Restate, word for word, all of the material shown below.

--- Data provided ---

* begin *

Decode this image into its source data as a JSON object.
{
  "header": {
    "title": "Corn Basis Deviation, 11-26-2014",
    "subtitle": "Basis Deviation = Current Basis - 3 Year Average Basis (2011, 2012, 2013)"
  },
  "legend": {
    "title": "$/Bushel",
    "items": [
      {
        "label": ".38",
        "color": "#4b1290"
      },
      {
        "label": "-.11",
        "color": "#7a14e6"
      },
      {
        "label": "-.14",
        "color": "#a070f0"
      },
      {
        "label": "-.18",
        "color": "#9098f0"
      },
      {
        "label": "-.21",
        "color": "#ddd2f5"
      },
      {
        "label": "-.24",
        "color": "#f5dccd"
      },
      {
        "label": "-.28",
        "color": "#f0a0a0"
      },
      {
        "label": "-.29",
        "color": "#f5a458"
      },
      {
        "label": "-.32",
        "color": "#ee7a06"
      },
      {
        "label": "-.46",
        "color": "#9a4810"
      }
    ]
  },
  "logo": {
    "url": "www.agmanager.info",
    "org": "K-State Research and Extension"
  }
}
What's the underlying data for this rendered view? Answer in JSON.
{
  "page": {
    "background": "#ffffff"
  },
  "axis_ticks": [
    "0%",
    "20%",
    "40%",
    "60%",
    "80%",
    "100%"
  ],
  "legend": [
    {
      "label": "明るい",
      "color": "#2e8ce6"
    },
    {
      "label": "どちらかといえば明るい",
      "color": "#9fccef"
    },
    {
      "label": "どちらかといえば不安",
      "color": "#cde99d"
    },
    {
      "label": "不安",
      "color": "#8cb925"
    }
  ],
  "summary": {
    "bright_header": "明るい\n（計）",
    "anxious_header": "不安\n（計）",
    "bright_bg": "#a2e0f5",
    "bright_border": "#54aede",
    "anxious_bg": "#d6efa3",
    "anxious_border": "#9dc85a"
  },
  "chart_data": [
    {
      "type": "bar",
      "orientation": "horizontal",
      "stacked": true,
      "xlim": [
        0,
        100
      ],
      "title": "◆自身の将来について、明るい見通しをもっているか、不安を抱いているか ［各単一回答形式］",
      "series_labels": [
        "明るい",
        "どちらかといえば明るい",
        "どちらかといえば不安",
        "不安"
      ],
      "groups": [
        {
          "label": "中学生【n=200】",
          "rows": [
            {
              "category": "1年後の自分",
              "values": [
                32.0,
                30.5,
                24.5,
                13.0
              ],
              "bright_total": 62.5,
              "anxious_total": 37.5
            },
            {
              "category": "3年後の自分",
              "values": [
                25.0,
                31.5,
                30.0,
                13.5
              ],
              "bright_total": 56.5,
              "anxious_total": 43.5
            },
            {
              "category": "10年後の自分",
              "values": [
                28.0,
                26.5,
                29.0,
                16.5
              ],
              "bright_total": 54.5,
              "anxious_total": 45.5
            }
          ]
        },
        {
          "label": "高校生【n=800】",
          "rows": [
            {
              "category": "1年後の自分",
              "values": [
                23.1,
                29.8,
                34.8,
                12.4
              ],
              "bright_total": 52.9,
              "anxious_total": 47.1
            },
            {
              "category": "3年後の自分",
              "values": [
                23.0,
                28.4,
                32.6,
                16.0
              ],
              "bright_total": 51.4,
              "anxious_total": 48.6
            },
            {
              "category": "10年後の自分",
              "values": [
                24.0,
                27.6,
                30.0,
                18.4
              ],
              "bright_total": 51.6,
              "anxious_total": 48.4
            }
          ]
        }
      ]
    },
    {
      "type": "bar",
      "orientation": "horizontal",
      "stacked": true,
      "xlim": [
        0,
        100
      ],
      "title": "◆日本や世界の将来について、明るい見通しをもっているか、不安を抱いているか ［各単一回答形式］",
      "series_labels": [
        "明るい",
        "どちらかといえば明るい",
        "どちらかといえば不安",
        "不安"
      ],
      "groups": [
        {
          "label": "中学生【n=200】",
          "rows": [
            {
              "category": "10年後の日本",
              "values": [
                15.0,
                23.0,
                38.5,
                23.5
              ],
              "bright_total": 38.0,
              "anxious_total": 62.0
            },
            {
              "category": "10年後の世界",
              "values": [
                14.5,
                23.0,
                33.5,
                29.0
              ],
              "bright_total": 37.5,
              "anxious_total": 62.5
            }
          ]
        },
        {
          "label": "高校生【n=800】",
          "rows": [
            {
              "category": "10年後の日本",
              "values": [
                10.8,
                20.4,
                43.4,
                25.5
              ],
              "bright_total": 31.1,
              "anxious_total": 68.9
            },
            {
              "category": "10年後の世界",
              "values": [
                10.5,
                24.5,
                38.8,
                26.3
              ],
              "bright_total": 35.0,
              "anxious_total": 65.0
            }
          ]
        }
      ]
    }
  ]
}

* end *

--- Written response ---
Decode this image into its source data as a JSON object.
{
  "header": {
    "title": "Corn Basis Deviation, 11-26-2014",
    "subtitle": "Basis Deviation = Current Basis - 3 Year Average Basis (2011, 2012, 2013)"
  },
  "legend": {
    "title": "$/Bushel",
    "items": [
      {
        "label": ".38",
        "color": "#4b1290"
      },
      {
        "label": "-.11",
        "color": "#7a14e6"
      },
      {
        "label": "-.14",
        "color": "#a070f0"
      },
      {
        "label": "-.18",
        "color": "#9098f0"
      },
      {
        "label": "-.21",
        "color": "#ddd2f5"
      },
      {
        "label": "-.24",
        "color": "#f5dccd"
      },
      {
        "label": "-.28",
        "color": "#f0a0a0"
      },
      {
        "label": "-.29",
        "color": "#f5a458"
      },
      {
        "label": "-.32",
        "color": "#ee7a06"
      },
      {
        "label": "-.46",
        "color": "#9a4810"
      }
    ]
  },
  "logo": {
    "url": "www.agmanager.info",
    "org": "K-State Research and Extension"
  }
}
What's the underlying data for this rendered view? Answer in JSON.
{
  "page": {
    "background": "#ffffff"
  },
  "axis_ticks": [
    "0%",
    "20%",
    "40%",
    "60%",
    "80%",
    "100%"
  ],
  "legend": [
    {
      "label": "明るい",
      "color": "#2e8ce6"
    },
    {
      "label": "どちらかといえば明るい",
      "color": "#9fccef"
    },
    {
      "label": "どちらかといえば不安",
      "color": "#cde99d"
    },
    {
      "label": "不安",
      "color": "#8cb925"
    }
  ],
  "summary": {
    "bright_header": "明るい\n（計）",
    "anxious_header": "不安\n（計）",
    "bright_bg": "#a2e0f5",
    "bright_border": "#54aede",
    "anxious_bg": "#d6efa3",
    "anxious_border": "#9dc85a"
  },
  "chart_data": [
    {
      "type": "bar",
      "orientation": "horizontal",
      "stacked": true,
      "xlim": [
        0,
        100
      ],
      "title": "◆自身の将来について、明るい見通しをもっているか、不安を抱いているか ［各単一回答形式］",
      "series_labels": [
        "明るい",
        "どちらかといえば明るい",
        "どちらかといえば不安",
        "不安"
      ],
      "groups": [
        {
          "label": "中学生【n=200】",
          "rows": [
            {
              "category": "1年後の自分",
              "values": [
                32.0,
                30.5,
                24.5,
                13.0
              ],
              "bright_total": 62.5,
              "anxious_total": 37.5
            },
            {
              "category": "3年後の自分",
              "values": [
                25.0,
                31.5,
                30.0,
                13.5
              ],
              "bright_total": 56.5,
              "anxious_total": 43.5
            },
            {
              "category": "10年後の自分",
              "values": [
                28.0,
                26.5,
                29.0,
                16.5
              ],
              "bright_total": 54.5,
              "anxious_total": 45.5
            }
          ]
        },
        {
          "label": "高校生【n=800】",
          "rows": [
            {
              "category": "1年後の自分",
              "values": [
                23.1,
                29.8,
                34.8,
                12.4
              ],
              "bright_total": 52.9,
              "anxious_total": 47.1
            },
            {
              "category": "3年後の自分",
              "values": [
                23.0,
                28.4,
                32.6,
                16.0
              ],
              "bright_total": 51.4,
              "anxious_total": 48.6
            },
            {
              "category": "10年後の自分",
              "values": [
                24.0,
                27.6,
                30.0,
                18.4
              ],
              "bright_total": 51.6,
              "anxious_total": 48.4
            }
          ]
        }
      ]
    },
    {
      "type": "bar",
      "orientation": "horizontal",
      "stacked": true,
      "xlim": [
        0,
        100
      ],
      "title": "◆日本や世界の将来について、明るい見通しをもっているか、不安を抱いているか ［各単一回答形式］",
      "series_labels": [
        "明るい",
        "どちらかといえば明るい",
        "どちらかといえば不安",
        "不安"
      ],
      "groups": [
        {
          "label": "中学生【n=200】",
          "rows": [
            {
              "category": "10年後の日本",
              "values": [
                15.0,
                23.0,
                38.5,
                23.5
              ],
              "bright_total": 38.0,
              "anxious_total": 62.0
            },
            {
              "category": "10年後の世界",
              "values": [
                14.5,
                23.0,
                33.5,
                29.0
              ],
              "bright_total": 37.5,
              "anxious_total": 62.5
            }
          ]
        },
        {
          "label": "高校生【n=800】",
          "rows": [
            {
              "category": "10年後の日本",
              "values": [
                10.8,
                20.4,
                43.4,
                25.5
              ],
              "bright_total": 31.1,
              "anxious_total": 68.9
            },
            {
              "category": "10年後の世界",
              "values": [
                10.5,
                24.5,
                38.8,
                26.3
              ],
              "bright_total": 35.0,
              "anxious_total": 65.0
            }
          ]
        }
      ]
    }
  ]
}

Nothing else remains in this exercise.